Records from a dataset

·····

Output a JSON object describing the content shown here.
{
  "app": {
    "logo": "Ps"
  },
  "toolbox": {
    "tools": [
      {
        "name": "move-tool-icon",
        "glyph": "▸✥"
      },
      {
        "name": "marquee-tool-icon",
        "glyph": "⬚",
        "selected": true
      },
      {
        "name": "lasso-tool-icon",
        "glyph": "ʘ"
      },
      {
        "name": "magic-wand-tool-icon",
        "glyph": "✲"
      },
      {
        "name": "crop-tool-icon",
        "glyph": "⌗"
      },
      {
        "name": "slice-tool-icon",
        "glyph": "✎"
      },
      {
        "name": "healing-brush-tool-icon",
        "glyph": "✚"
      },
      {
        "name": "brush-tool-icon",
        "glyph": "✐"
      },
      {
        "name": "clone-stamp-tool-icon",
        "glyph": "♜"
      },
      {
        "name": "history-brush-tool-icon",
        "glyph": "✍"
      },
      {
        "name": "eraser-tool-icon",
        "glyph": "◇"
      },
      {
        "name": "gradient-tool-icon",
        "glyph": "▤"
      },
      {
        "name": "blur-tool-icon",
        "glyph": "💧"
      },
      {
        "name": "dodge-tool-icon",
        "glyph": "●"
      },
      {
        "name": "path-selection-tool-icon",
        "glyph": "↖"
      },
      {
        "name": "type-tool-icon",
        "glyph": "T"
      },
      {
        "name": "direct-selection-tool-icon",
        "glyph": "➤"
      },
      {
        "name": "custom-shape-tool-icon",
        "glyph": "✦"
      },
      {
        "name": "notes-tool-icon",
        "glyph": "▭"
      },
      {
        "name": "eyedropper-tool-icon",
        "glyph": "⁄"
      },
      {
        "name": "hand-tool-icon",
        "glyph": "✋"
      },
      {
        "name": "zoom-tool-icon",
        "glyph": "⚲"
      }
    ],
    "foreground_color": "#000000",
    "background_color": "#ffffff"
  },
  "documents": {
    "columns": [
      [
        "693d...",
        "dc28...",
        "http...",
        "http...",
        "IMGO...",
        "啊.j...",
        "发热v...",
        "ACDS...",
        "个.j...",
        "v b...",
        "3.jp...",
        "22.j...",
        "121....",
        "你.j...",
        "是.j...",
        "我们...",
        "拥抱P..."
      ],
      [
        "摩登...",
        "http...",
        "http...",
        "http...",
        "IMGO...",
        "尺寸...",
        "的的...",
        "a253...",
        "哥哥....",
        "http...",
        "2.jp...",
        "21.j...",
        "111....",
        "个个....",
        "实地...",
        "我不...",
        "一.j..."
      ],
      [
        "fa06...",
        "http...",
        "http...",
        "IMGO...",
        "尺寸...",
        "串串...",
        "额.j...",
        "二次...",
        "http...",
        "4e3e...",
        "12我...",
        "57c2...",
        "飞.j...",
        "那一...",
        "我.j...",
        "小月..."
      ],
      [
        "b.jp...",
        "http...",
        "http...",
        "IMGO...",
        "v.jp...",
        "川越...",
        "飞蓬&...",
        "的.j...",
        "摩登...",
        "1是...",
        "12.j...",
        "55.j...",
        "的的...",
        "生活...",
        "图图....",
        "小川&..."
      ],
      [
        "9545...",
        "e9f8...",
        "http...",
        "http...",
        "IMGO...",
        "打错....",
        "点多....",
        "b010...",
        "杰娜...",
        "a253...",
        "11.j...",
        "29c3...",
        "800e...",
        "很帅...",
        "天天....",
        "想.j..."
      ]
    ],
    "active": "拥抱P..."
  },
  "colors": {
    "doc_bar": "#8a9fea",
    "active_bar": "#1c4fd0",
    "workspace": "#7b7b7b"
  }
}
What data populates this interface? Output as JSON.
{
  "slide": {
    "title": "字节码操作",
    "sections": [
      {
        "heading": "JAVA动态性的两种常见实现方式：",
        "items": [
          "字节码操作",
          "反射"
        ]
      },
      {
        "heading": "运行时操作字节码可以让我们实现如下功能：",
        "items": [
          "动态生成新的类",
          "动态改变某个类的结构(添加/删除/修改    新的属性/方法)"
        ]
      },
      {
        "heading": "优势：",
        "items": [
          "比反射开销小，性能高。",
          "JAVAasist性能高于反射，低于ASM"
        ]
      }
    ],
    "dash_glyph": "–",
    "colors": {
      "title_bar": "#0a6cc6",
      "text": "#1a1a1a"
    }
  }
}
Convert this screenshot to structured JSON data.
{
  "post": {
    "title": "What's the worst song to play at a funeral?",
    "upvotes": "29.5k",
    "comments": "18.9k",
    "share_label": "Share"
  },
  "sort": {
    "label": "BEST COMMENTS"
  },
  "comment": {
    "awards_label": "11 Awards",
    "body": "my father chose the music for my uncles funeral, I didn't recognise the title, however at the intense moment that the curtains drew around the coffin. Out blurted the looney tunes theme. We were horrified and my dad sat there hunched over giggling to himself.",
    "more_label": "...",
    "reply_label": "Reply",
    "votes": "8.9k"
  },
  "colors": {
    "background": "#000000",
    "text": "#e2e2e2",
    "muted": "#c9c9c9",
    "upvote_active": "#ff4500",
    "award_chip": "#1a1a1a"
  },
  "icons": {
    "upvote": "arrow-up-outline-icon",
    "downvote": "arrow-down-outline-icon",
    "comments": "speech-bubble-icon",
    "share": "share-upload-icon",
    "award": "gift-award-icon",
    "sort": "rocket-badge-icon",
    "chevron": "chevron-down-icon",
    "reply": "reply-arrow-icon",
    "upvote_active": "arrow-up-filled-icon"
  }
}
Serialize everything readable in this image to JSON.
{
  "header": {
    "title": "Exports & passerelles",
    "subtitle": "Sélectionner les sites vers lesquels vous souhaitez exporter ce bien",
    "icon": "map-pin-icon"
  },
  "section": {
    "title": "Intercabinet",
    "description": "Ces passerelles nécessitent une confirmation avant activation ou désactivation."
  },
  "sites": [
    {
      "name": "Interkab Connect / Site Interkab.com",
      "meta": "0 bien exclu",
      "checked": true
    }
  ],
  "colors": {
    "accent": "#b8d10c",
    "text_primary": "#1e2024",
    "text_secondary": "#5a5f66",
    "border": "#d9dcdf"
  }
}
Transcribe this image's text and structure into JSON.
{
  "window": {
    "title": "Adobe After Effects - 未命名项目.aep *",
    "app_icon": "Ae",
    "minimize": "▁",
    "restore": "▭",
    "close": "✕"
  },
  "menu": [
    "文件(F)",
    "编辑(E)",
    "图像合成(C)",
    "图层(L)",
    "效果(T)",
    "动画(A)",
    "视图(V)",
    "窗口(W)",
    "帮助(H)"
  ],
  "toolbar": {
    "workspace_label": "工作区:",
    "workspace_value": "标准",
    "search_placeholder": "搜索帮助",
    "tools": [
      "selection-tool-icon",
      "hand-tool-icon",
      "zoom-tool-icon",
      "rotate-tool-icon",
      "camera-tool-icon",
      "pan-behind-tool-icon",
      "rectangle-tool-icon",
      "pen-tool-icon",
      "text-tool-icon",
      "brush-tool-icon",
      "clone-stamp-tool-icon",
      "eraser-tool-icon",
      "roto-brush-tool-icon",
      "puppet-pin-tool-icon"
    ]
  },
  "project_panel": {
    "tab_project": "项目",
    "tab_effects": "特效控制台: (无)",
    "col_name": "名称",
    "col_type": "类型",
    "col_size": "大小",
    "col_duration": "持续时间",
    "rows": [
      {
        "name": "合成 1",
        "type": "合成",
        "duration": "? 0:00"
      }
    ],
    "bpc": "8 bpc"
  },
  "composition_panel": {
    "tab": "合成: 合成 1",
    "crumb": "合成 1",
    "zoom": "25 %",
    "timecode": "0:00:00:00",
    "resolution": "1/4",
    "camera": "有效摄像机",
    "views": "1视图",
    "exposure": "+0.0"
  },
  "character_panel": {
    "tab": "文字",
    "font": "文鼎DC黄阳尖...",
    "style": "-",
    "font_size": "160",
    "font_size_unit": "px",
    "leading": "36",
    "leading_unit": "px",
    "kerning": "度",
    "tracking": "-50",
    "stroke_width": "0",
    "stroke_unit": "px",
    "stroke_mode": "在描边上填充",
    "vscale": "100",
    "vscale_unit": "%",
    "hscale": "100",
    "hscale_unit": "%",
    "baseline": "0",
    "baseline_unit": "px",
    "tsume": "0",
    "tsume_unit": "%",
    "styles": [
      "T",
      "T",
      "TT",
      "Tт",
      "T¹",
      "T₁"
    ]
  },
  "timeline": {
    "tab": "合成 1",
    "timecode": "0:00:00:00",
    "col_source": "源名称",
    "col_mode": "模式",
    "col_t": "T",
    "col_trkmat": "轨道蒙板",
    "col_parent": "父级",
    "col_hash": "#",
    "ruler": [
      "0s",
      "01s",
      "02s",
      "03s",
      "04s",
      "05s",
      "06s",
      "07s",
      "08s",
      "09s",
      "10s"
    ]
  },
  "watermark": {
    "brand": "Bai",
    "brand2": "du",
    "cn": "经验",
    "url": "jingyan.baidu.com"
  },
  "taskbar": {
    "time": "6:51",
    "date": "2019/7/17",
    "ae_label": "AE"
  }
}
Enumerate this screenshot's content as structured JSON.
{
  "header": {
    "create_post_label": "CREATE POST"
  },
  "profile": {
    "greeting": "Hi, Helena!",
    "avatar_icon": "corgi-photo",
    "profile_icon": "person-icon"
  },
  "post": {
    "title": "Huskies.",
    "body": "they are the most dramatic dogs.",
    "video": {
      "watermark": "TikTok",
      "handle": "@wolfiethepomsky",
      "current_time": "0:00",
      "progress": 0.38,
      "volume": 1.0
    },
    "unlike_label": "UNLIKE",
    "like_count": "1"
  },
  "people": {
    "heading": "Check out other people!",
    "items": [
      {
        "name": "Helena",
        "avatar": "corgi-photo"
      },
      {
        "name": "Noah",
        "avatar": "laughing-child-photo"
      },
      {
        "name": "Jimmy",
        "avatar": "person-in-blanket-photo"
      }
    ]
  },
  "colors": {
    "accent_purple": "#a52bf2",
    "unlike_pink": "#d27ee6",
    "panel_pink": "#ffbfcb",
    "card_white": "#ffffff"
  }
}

·····

The exercise
Say how many lines of the data hold the string "sites". Reply with the number alone.

Final result
2